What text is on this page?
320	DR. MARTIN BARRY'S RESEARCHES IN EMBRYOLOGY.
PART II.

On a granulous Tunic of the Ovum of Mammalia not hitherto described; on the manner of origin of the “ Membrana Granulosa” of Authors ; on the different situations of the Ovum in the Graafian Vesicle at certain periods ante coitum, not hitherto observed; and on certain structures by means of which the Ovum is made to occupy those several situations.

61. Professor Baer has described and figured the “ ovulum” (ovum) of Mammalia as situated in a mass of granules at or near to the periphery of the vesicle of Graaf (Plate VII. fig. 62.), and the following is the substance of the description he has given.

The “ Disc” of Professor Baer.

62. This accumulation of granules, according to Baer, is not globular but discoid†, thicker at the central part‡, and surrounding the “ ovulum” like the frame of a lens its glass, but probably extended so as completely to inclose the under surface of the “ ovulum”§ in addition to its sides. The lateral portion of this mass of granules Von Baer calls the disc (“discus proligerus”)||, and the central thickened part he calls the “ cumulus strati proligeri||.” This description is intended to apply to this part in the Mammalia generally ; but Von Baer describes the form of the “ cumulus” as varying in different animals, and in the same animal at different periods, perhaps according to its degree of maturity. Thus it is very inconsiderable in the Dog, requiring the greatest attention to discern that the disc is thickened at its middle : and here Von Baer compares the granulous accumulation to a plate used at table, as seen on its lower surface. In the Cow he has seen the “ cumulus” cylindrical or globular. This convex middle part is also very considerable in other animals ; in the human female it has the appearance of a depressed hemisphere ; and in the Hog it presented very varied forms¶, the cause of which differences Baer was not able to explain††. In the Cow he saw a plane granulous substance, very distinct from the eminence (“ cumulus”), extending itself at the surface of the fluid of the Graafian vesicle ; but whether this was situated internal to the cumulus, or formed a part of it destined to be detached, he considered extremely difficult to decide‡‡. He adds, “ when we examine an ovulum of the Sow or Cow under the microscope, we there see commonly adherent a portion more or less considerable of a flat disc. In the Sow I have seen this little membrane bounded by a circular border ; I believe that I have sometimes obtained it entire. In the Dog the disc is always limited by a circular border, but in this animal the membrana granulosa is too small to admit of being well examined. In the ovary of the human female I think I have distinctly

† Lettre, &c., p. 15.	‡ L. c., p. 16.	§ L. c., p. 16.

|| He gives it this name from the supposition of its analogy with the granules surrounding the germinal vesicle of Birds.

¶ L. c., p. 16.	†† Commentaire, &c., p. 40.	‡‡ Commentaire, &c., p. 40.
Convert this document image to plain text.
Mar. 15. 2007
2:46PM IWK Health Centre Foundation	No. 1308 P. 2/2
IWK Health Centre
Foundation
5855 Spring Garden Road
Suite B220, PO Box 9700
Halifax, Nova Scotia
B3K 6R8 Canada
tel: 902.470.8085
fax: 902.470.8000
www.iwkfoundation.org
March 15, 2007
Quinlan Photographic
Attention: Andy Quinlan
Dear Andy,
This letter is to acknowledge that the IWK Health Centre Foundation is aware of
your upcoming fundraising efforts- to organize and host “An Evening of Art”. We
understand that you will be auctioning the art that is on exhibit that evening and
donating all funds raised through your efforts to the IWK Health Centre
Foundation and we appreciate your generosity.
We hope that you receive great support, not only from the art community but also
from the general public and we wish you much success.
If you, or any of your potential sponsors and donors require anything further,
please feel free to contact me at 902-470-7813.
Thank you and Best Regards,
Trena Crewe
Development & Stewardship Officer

****************

Instructions for the task: Transcribe each entry precisely, missing none.

Result of the exercise:
What text is on this page?
320	DR. MARTIN BARRY'S RESEARCHES IN EMBRYOLOGY.
PART II.

On a granulous Tunic of the Ovum of Mammalia not hitherto described; on the manner of origin of the “ Membrana Granulosa” of Authors ; on the different situations of the Ovum in the Graafian Vesicle at certain periods ante coitum, not hitherto observed; and on certain structures by means of which the Ovum is made to occupy those several situations.

61. Professor Baer has described and figured the “ ovulum” (ovum) of Mammalia as situated in a mass of granules at or near to the periphery of the vesicle of Graaf (Plate VII. fig. 62.), and the following is the substance of the description he has given.

The “ Disc” of Professor Baer.

62. This accumulation of granules, according to Baer, is not globular but discoid†, thicker at the central part‡, and surrounding the “ ovulum” like the frame of a lens its glass, but probably extended so as completely to inclose the under surface of the “ ovulum”§ in addition to its sides. The lateral portion of this mass of granules Von Baer calls the disc (“discus proligerus”)||, and the central thickened part he calls the “ cumulus strati proligeri||.” This description is intended to apply to this part in the Mammalia generally ; but Von Baer describes the form of the “ cumulus” as varying in different animals, and in the same animal at different periods, perhaps according to its degree of maturity. Thus it is very inconsiderable in the Dog, requiring the greatest attention to discern that the disc is thickened at its middle : and here Von Baer compares the granulous accumulation to a plate used at table, as seen on its lower surface. In the Cow he has seen the “ cumulus” cylindrical or globular. This convex middle part is also very considerable in other animals ; in the human female it has the appearance of a depressed hemisphere ; and in the Hog it presented very varied forms¶, the cause of which differences Baer was not able to explain††. In the Cow he saw a plane granulous substance, very distinct from the eminence (“ cumulus”), extending itself at the surface of the fluid of the Graafian vesicle ; but whether this was situated internal to the cumulus, or formed a part of it destined to be detached, he considered extremely difficult to decide‡‡. He adds, “ when we examine an ovulum of the Sow or Cow under the microscope, we there see commonly adherent a portion more or less considerable of a flat disc. In the Sow I have seen this little membrane bounded by a circular border ; I believe that I have sometimes obtained it entire. In the Dog the disc is always limited by a circular border, but in this animal the membrana granulosa is too small to admit of being well examined. In the ovary of the human female I think I have distinctly

† Lettre, &c., p. 15.	‡ L. c., p. 16.	§ L. c., p. 16.

|| He gives it this name from the supposition of its analogy with the granules surrounding the germinal vesicle of Birds.

¶ L. c., p. 16.	†† Commentaire, &c., p. 40.	‡‡ Commentaire, &c., p. 40.
Convert this document image to plain text.
Mar. 15. 2007
2:46PM IWK Health Centre Foundation	No. 1308 P. 2/2
IWK Health Centre
Foundation
5855 Spring Garden Road
Suite B220, PO Box 9700
Halifax, Nova Scotia
B3K 6R8 Canada
tel: 902.470.8085
fax: 902.470.8000
www.iwkfoundation.org
March 15, 2007
Quinlan Photographic
Attention: Andy Quinlan
Dear Andy,
This letter is to acknowledge that the IWK Health Centre Foundation is aware of
your upcoming fundraising efforts- to organize and host “An Evening of Art”. We
understand that you will be auctioning the art that is on exhibit that evening and
donating all funds raised through your efforts to the IWK Health Centre
Foundation and we appreciate your generosity.
We hope that you receive great support, not only from the art community but also
from the general public and we wish you much success.
If you, or any of your potential sponsors and donors require anything further,
please feel free to contact me at 902-470-7813.
Thank you and Best Regards,
Trena Crewe
Development & Stewardship Officer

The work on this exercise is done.